Short exercise ->
Quote the records in full and leave their pictures out.
══ Exercise materials
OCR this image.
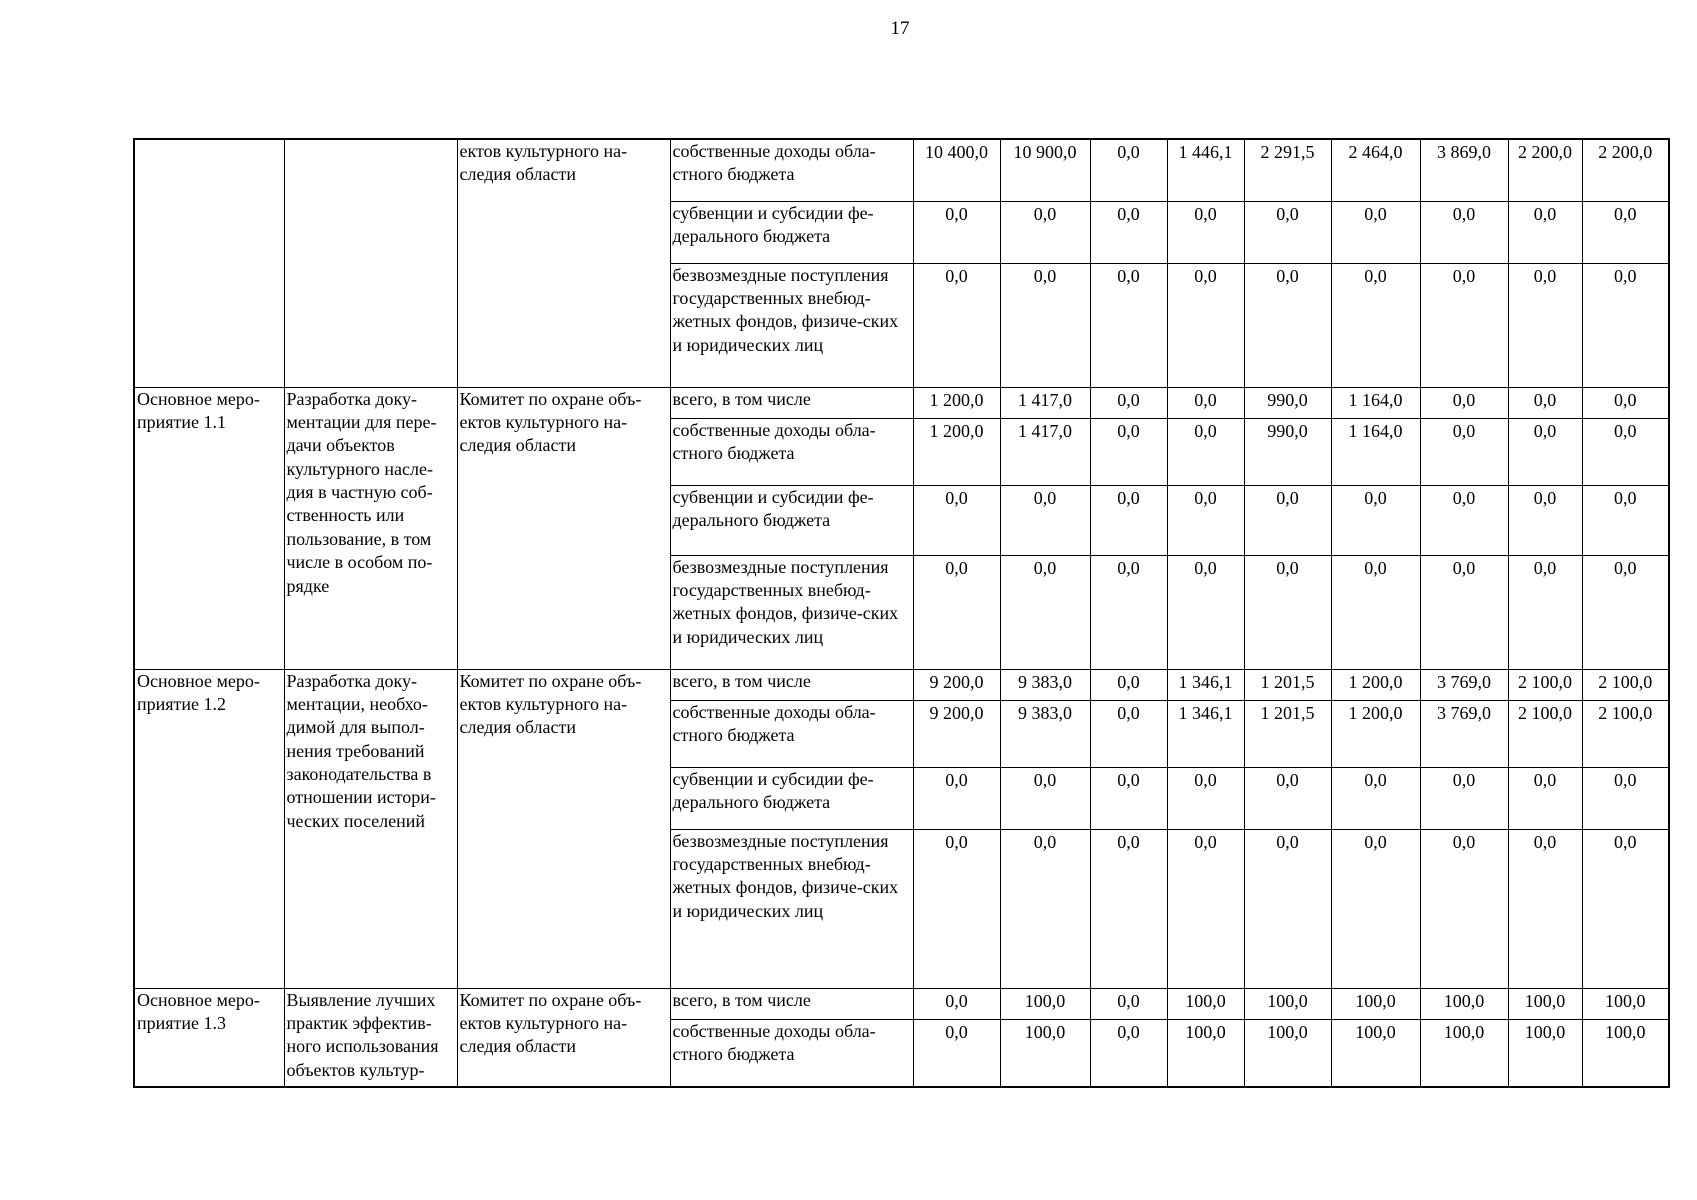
17
		ектов культурного на-следия области	собственные доходы обла-стного бюджета	10 400,0	10 900,0	0,0	1 446,1	2 291,5	2 464,0	3 869,0	2 200,0	2 200,0
			субвенции и субсидии фе-дерального бюджета	0,0	0,0	0,0	0,0	0,0	0,0	0,0	0,0	0,0
			безвозмездные поступления государственных внебюд-жетных фондов, физиче-ских и юридических лиц	0,0	0,0	0,0	0,0	0,0	0,0	0,0	0,0	0,0
Основное меро-приятие 1.1	Разработка доку-ментации для пере-дачи объектов культурного насле-дия в частную соб-ственность или пользование, в том числе в особом по-рядке	Комитет по охране объ-ектов культурного на-следия области	всего, в том числе	1 200,0	1 417,0	0,0	0,0	990,0	1 164,0	0,0	0,0	0,0
			собственные доходы обла-стного бюджета	1 200,0	1 417,0	0,0	0,0	990,0	1 164,0	0,0	0,0	0,0
			субвенции и субсидии фе-дерального бюджета	0,0	0,0	0,0	0,0	0,0	0,0	0,0	0,0	0,0
			безвозмездные поступления государственных внебюд-жетных фондов, физиче-ских и юридических лиц	0,0	0,0	0,0	0,0	0,0	0,0	0,0	0,0	0,0
Основное меро-приятие 1.2	Разработка доку-ментации, необхо-димой для выпол-нения требований законодательства в отношении истори-ческих поселений	Комитет по охране объ-ектов культурного на-следия области	всего, в том числе	9 200,0	9 383,0	0,0	1 346,1	1 201,5	1 200,0	3 769,0	2 100,0	2 100,0
			собственные доходы обла-стного бюджета	9 200,0	9 383,0	0,0	1 346,1	1 201,5	1 200,0	3 769,0	2 100,0	2 100,0
			субвенции и субсидии фе-дерального бюджета	0,0	0,0	0,0	0,0	0,0	0,0	0,0	0,0	0,0
			безвозмездные поступления государственных внебюд-жетных фондов, физиче-ских и юридических лиц	0,0	0,0	0,0	0,0	0,0	0,0	0,0	0,0	0,0
Основное меро-приятие 1.3	Выявление лучших практик эффектив-ного использования объектов культур-	Комитет по охране объ-ектов культурного на-следия области	всего, в том числе	0,0	100,0	0,0	100,0	100,0	100,0	100,0	100,0	100,0
			собственные доходы обла-стного бюджета	0,0	100,0	0,0	100,0	100,0	100,0	100,0	100,0	100,0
════
Task response ->
OCR this image.
17
		ектов культурного на-следия области	собственные доходы обла-стного бюджета	10 400,0	10 900,0	0,0	1 446,1	2 291,5	2 464,0	3 869,0	2 200,0	2 200,0
			субвенции и субсидии фе-дерального бюджета	0,0	0,0	0,0	0,0	0,0	0,0	0,0	0,0	0,0
			безвозмездные поступления государственных внебюд-жетных фондов, физиче-ских и юридических лиц	0,0	0,0	0,0	0,0	0,0	0,0	0,0	0,0	0,0
Основное меро-приятие 1.1	Разработка доку-ментации для пере-дачи объектов культурного насле-дия в частную соб-ственность или пользование, в том числе в особом по-рядке	Комитет по охране объ-ектов культурного на-следия области	всего, в том числе	1 200,0	1 417,0	0,0	0,0	990,0	1 164,0	0,0	0,0	0,0
			собственные доходы обла-стного бюджета	1 200,0	1 417,0	0,0	0,0	990,0	1 164,0	0,0	0,0	0,0
			субвенции и субсидии фе-дерального бюджета	0,0	0,0	0,0	0,0	0,0	0,0	0,0	0,0	0,0
			безвозмездные поступления государственных внебюд-жетных фондов, физиче-ских и юридических лиц	0,0	0,0	0,0	0,0	0,0	0,0	0,0	0,0	0,0
Основное меро-приятие 1.2	Разработка доку-ментации, необхо-димой для выпол-нения требований законодательства в отношении истори-ческих поселений	Комитет по охране объ-ектов культурного на-следия области	всего, в том числе	9 200,0	9 383,0	0,0	1 346,1	1 201,5	1 200,0	3 769,0	2 100,0	2 100,0
			собственные доходы обла-стного бюджета	9 200,0	9 383,0	0,0	1 346,1	1 201,5	1 200,0	3 769,0	2 100,0	2 100,0
			субвенции и субсидии фе-дерального бюджета	0,0	0,0	0,0	0,0	0,0	0,0	0,0	0,0	0,0
			безвозмездные поступления государственных внебюд-жетных фондов, физиче-ских и юридических лиц	0,0	0,0	0,0	0,0	0,0	0,0	0,0	0,0	0,0
Основное меро-приятие 1.3	Выявление лучших практик эффектив-ного использования объектов культур-	Комитет по охране объ-ектов культурного на-следия области	всего, в том числе	0,0	100,0	0,0	100,0	100,0	100,0	100,0	100,0	100,0
			собственные доходы обла-стного бюджета	0,0	100,0	0,0	100,0	100,0	100,0	100,0	100,0	100,0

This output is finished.